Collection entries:
-----
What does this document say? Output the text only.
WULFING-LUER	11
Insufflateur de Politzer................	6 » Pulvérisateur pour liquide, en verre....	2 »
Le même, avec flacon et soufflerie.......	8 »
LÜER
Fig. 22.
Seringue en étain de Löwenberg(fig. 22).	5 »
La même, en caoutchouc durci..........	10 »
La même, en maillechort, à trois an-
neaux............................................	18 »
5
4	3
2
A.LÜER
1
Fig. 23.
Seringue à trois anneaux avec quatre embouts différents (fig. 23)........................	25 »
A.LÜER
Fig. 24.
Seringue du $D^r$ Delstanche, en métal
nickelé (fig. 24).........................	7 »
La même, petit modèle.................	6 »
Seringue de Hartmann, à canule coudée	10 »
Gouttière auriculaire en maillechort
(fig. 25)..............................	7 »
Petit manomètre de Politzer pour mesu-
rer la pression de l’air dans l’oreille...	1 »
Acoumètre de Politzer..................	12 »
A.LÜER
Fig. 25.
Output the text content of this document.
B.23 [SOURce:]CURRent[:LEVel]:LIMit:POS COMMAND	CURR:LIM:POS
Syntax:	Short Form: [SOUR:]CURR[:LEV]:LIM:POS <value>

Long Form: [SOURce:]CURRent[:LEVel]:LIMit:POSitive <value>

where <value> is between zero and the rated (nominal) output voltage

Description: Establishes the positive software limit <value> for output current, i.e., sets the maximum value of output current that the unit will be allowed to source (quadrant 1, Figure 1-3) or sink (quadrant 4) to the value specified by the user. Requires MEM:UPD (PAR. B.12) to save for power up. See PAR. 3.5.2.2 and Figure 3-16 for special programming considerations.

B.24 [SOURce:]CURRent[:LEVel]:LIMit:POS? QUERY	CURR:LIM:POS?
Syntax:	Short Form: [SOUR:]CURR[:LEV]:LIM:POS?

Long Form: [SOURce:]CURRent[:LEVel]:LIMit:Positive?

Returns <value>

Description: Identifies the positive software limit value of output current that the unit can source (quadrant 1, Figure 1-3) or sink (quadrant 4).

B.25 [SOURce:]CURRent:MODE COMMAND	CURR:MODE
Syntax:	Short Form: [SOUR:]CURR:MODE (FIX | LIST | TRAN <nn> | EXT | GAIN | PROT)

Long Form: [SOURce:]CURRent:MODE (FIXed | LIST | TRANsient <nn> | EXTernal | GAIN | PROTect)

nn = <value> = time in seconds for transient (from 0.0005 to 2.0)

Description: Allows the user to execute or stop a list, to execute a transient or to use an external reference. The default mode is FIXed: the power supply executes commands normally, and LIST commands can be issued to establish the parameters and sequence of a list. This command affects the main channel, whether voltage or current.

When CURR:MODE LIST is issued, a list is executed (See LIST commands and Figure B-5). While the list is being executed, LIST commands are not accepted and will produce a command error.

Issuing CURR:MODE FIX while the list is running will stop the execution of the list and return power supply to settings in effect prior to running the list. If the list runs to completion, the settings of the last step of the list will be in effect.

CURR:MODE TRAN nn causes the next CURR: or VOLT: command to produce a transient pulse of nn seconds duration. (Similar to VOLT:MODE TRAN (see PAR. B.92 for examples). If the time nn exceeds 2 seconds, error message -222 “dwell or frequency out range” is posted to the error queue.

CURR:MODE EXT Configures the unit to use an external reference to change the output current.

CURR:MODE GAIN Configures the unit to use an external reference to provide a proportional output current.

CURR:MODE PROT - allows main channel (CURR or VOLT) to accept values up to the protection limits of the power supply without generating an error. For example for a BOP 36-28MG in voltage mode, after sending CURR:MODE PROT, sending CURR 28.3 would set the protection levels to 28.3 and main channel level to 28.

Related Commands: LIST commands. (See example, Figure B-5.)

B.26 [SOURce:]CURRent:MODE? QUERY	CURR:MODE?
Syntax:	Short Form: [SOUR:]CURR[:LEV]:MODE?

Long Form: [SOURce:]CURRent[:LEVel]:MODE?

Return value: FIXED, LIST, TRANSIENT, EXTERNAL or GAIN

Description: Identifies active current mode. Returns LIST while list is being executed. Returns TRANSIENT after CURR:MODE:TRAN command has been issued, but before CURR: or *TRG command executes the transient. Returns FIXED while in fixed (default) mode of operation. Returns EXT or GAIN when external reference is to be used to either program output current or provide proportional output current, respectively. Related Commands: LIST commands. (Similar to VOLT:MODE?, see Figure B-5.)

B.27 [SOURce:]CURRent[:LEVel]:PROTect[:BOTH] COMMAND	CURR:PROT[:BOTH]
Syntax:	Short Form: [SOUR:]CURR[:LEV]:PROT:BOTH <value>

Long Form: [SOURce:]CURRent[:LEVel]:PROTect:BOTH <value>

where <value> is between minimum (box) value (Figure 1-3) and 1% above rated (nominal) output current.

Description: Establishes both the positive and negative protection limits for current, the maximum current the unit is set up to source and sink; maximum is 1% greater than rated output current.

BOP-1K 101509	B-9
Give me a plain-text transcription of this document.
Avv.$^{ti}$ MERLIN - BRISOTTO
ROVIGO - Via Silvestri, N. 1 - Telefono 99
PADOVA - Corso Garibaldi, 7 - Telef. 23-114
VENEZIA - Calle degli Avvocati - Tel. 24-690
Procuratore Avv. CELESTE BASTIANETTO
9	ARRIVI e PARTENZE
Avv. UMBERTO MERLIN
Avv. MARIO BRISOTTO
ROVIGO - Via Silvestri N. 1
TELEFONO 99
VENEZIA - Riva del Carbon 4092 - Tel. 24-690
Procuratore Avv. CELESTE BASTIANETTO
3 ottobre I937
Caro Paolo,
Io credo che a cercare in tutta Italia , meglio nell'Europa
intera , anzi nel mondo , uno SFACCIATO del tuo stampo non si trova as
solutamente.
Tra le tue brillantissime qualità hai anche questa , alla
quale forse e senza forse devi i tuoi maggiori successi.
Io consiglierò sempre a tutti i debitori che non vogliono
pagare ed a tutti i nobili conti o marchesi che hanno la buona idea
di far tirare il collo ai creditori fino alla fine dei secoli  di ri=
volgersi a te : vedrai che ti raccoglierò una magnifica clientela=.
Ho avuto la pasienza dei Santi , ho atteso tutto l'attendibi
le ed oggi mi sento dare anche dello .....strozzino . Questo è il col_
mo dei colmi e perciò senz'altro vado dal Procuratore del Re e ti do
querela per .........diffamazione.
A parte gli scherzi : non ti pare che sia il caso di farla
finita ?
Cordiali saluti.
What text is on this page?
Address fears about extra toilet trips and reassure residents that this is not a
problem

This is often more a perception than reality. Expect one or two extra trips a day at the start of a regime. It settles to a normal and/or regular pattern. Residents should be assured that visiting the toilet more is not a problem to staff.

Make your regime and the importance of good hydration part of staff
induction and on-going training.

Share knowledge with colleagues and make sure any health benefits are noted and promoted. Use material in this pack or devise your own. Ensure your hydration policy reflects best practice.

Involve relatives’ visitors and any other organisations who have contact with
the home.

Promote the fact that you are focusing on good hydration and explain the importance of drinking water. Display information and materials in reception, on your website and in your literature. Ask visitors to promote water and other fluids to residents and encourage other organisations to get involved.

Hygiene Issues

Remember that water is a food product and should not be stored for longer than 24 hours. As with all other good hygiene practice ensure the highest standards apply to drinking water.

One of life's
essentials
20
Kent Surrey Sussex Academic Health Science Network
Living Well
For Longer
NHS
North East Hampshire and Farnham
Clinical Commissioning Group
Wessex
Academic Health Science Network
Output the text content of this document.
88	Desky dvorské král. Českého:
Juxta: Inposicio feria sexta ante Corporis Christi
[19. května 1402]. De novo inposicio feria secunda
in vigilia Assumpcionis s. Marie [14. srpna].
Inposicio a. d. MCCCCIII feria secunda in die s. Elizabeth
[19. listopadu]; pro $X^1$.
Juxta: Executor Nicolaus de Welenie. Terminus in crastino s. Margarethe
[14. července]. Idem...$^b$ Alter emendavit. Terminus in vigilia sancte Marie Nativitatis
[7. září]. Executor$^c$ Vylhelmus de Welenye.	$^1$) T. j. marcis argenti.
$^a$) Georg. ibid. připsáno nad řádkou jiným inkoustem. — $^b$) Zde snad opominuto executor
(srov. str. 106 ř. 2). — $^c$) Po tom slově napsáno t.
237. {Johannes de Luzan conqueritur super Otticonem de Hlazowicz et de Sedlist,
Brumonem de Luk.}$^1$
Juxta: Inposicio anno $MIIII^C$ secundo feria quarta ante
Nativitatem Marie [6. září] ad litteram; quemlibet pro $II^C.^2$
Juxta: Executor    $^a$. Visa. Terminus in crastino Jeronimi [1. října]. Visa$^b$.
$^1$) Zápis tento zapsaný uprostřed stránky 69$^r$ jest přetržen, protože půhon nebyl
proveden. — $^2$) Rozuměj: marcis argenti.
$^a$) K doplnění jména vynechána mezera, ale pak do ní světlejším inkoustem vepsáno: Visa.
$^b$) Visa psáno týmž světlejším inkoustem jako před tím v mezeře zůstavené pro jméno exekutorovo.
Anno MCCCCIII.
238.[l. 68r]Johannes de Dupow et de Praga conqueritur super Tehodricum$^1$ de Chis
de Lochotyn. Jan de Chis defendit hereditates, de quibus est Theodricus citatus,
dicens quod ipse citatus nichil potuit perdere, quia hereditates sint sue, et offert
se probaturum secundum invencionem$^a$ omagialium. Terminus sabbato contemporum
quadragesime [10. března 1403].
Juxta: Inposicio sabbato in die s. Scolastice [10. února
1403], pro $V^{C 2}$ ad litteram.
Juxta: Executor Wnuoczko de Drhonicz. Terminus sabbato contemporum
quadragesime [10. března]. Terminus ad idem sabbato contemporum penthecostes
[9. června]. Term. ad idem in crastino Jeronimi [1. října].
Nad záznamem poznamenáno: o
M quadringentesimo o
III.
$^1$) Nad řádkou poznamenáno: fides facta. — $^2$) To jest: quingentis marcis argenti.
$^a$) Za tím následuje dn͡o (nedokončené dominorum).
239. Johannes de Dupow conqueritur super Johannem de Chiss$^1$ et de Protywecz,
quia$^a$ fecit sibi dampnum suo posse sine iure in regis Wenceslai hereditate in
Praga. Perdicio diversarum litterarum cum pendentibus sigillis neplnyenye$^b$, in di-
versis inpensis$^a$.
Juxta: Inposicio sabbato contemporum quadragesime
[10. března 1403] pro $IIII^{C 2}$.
-----
■ Your task ■
Copy all lines from the data that hold the word "Academic".

■ Exercise result ■
Kent Surrey Sussex Academic Health Science Network
Academic Health Science Network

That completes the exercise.